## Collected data
──────────
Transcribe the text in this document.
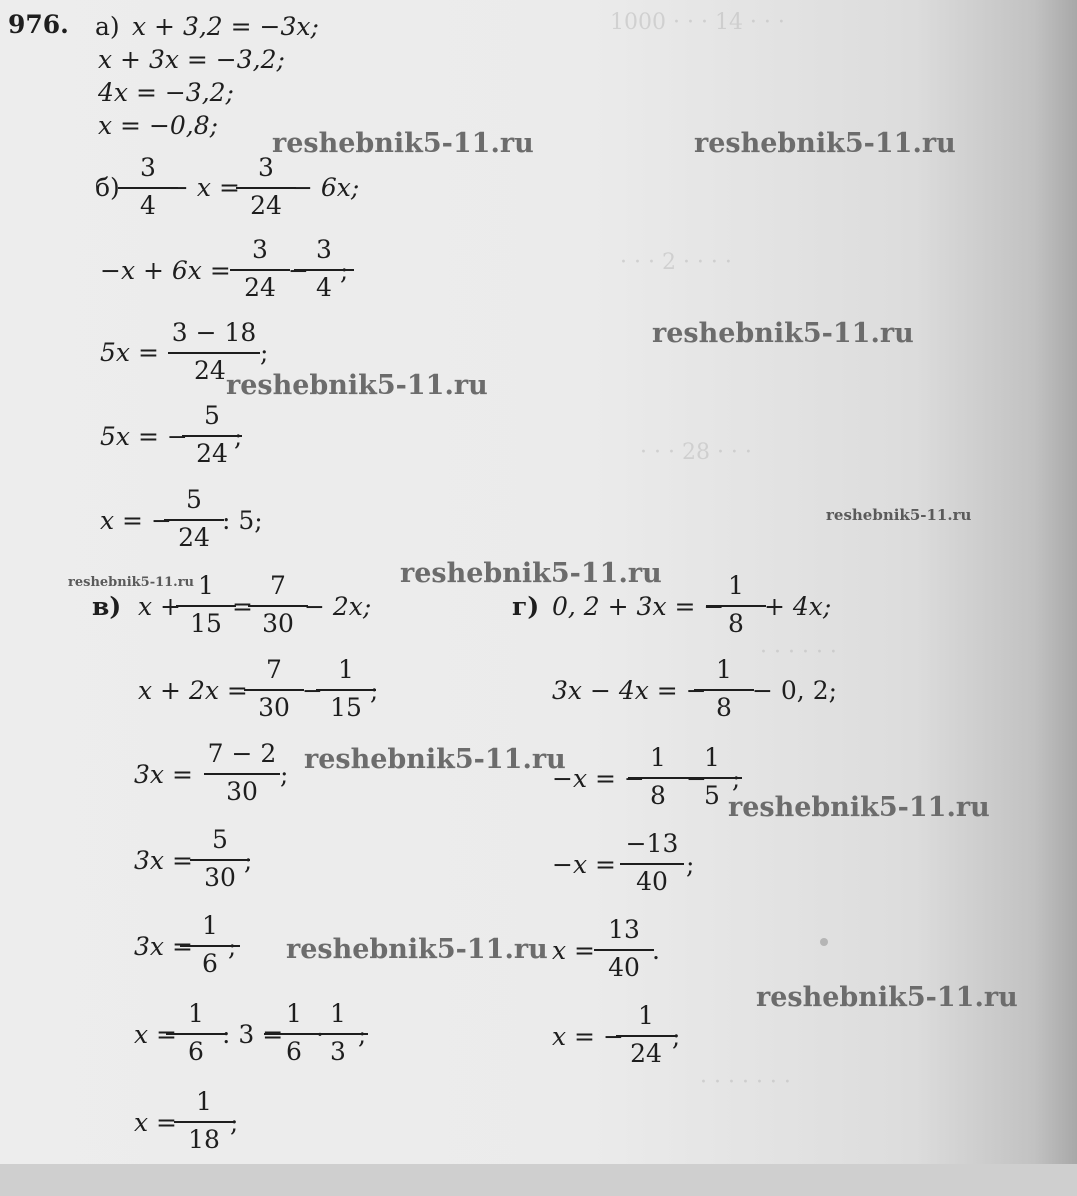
1000 · · · 14 · · ·
· · · 2 · · · ·
· · · 28 · · ·
· · · · · ·
· · · · · · ·
976. а) x + 3,2 = −3x;
x + 3x = −3,2;
4x = −3,2;
x = −0,8;
б)
3
4
− x =
3
24
− 6x;
−x + 6x =
3
24
−
3
4
;
5x =
3 − 18
24
;
5x = −
5
24
;
x = −
5
24
: 5;
в) x +
1
15
=
7
30
− 2x;
x + 2x =
7
30
−
1
15
;
3x =
7 − 2
30
;
3x =
5
30
;
3x =
1
6
;
x =
1
6
: 3 =
1
6
·
1
3
;
x =
1
18
;
г) 0, 2 + 3x = −
1
8
+ 4x;
3x − 4x = −
1
8
− 0, 2;
−x = −
1
8
−
1
5
;
−x =
−13
40
;
x =
13
40
.
x = −
1
24
;
reshebnik5-11.ru	reshebnik5-11.ru
reshebnik5-11.ru
reshebnik5-11.ru
reshebnik5-11.ru
reshebnik5-11.ru	reshebnik5-11.ru
reshebnik5-11.ru
reshebnik5-11.ru
reshebnik5-11.ru
reshebnik5-11.ru
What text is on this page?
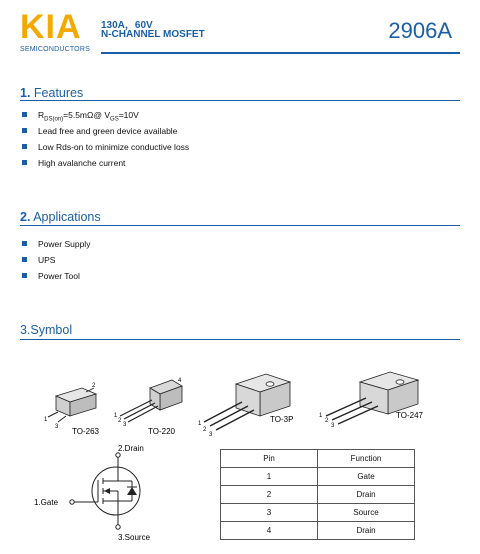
KIA
SEMICONDUCTORS
130A，60V
N-CHANNEL MOSFET	2906A
1. Features
$R_{DS(on)}=5.5m\Omega@$ $V_{GS}=10V$
Lead free and green device available
Low Rds-on to minimize conductive loss
High avalanche current
2. Applications
Power Supply
UPS
Power Tool
3.Symbol
1
2
3 TO-263
1
2
3
4
TO-220
1
2
3
TO-3P	1
2
3
TO-247
2.Drain
1.Gate
3.Source
Pin	Function
1	Gate
2	Drain
3	Source
4	Drain
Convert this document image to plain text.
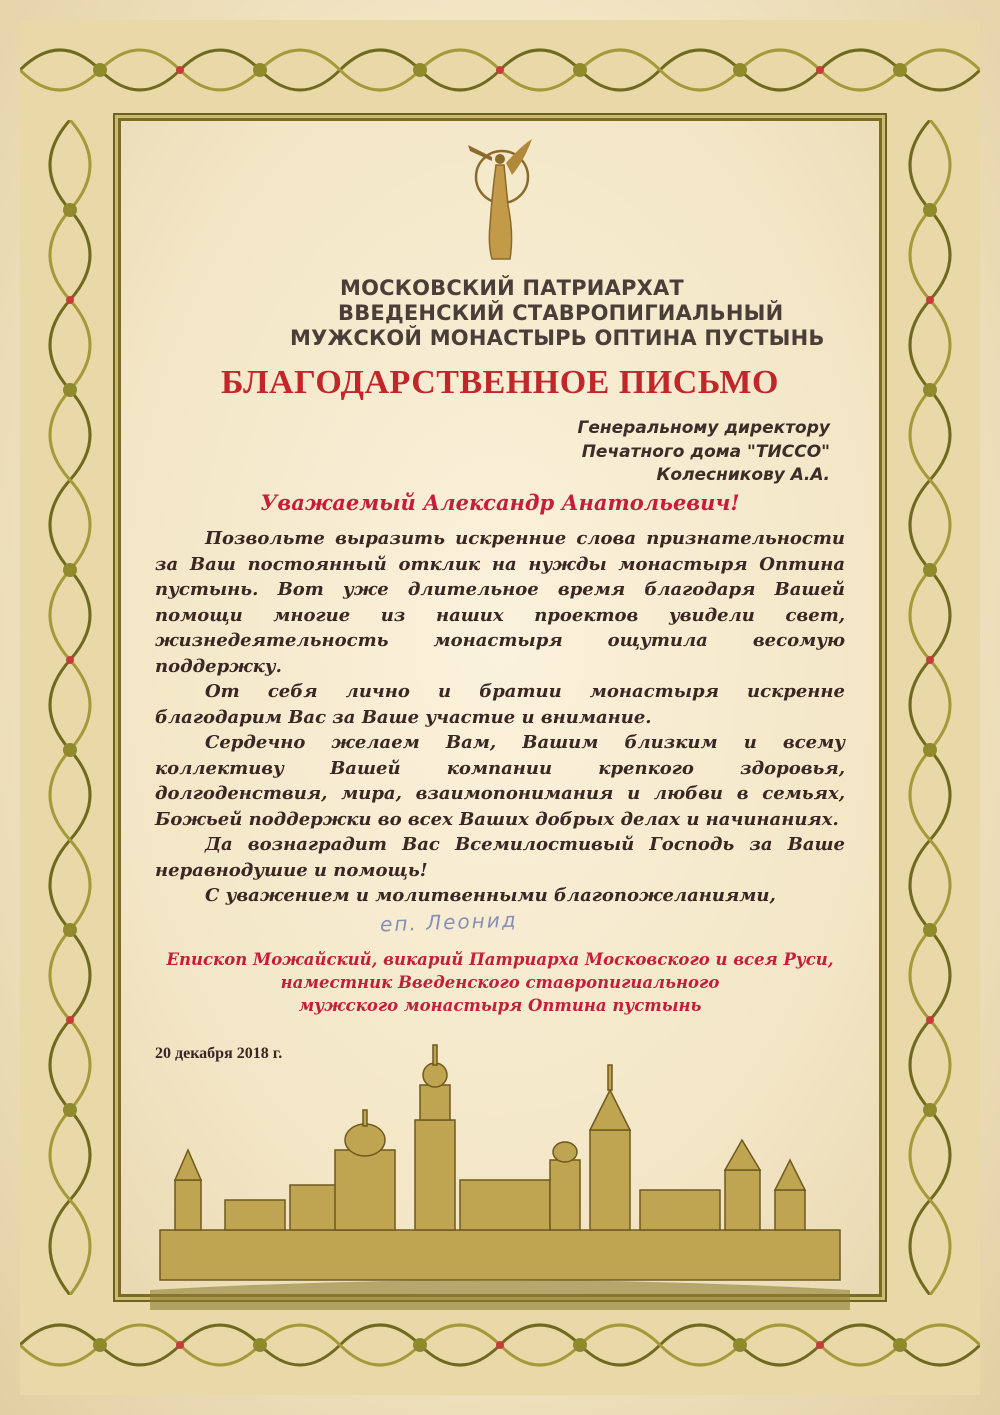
МОСКОВСКИЙ ПАТРИАРХАТ
ВВЕДЕНСКИЙ СТАВРОПИГИАЛЬНЫЙ
МУЖСКОЙ МОНАСТЫРЬ ОПТИНА ПУСТЫНЬ
БЛАГОДАРСТВЕННОЕ ПИСЬМО
Генеральному директору
Печатного дома "ТИССО"
Колесникову А.А.
Уважаемый Александр Анатольевич!

Позвольте выразить искренние слова признательности за Ваш постоянный отклик на нужды монастыря Оптина пустынь. Вот уже длительное время благодаря Вашей помощи многие из наших проектов увидели свет, жизнедеятельность монастыря ощутила весомую поддержку.

От себя лично и братии монастыря искренне благодарим Вас за Ваше участие и внимание.

Сердечно желаем Вам, Вашим близким и всему коллективу Вашей компании крепкого здоровья, долгоденствия, мира, взаимопонимания и любви в семьях, Божьей поддержки во всех Ваших добрых делах и начинаниях.

Да вознаградит Вас Всемилостивый Господь за Ваше неравнодушие и помощь!

С уважением и молитвенными благопожеланиями,

еп. Леонид
Епископ Можайский, викарий Патриарха Московского и всея Руси,
наместник Введенского ставропигиального
мужского монастыря Оптина пустынь
20 декабря 2018 г.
──────────
## PROBLEM DETAILS
Word for word, quote the lines above. Omit the pictures.

## CORRECT RESPONSE
Transcribe the text in this document.
1000 · · · 14 · · ·
· · · 2 · · · ·
· · · 28 · · ·
· · · · · ·
· · · · · · ·
976. а) x + 3,2 = −3x;
x + 3x = −3,2;
4x = −3,2;
x = −0,8;
б)
3
4
− x =
3
24
− 6x;
−x + 6x =
3
24
−
3
4
;
5x =
3 − 18
24
;
5x = −
5
24
;
x = −
5
24
: 5;
в) x +
1
15
=
7
30
− 2x;
x + 2x =
7
30
−
1
15
;
3x =
7 − 2
30
;
3x =
5
30
;
3x =
1
6
;
x =
1
6
: 3 =
1
6
·
1
3
;
x =
1
18
;
г) 0, 2 + 3x = −
1
8
+ 4x;
3x − 4x = −
1
8
− 0, 2;
−x = −
1
8
−
1
5
;
−x =
−13
40
;
x =
13
40
.
x = −
1
24
;
reshebnik5-11.ru	reshebnik5-11.ru
reshebnik5-11.ru
reshebnik5-11.ru
reshebnik5-11.ru
reshebnik5-11.ru	reshebnik5-11.ru
reshebnik5-11.ru
reshebnik5-11.ru
reshebnik5-11.ru
reshebnik5-11.ru
What text is on this page?
KIA
SEMICONDUCTORS
130A，60V
N-CHANNEL MOSFET	2906A
1. Features
$R_{DS(on)}=5.5m\Omega@$ $V_{GS}=10V$
Lead free and green device available
Low Rds-on to minimize conductive loss
High avalanche current
2. Applications
Power Supply
UPS
Power Tool
3.Symbol
1
2
3 TO-263
1
2
3
4
TO-220
1
2
3
TO-3P	1
2
3
TO-247
2.Drain
1.Gate
3.Source
Pin	Function
1	Gate
2	Drain
3	Source
4	Drain
Convert this document image to plain text.
МОСКОВСКИЙ ПАТРИАРХАТ
ВВЕДЕНСКИЙ СТАВРОПИГИАЛЬНЫЙ
МУЖСКОЙ МОНАСТЫРЬ ОПТИНА ПУСТЫНЬ
БЛАГОДАРСТВЕННОЕ ПИСЬМО
Генеральному директору
Печатного дома "ТИССО"
Колесникову А.А.
Уважаемый Александр Анатольевич!

Позвольте выразить искренние слова признательности за Ваш постоянный отклик на нужды монастыря Оптина пустынь. Вот уже длительное время благодаря Вашей помощи многие из наших проектов увидели свет, жизнедеятельность монастыря ощутила весомую поддержку.

От себя лично и братии монастыря искренне благодарим Вас за Ваше участие и внимание.

Сердечно желаем Вам, Вашим близким и всему коллективу Вашей компании крепкого здоровья, долгоденствия, мира, взаимопонимания и любви в семьях, Божьей поддержки во всех Ваших добрых делах и начинаниях.

Да вознаградит Вас Всемилостивый Господь за Ваше неравнодушие и помощь!

С уважением и молитвенными благопожеланиями,

еп. Леонид
Епископ Можайский, викарий Патриарха Московского и всея Руси,
наместник Введенского ставропигиального
мужского монастыря Оптина пустынь
20 декабря 2018 г.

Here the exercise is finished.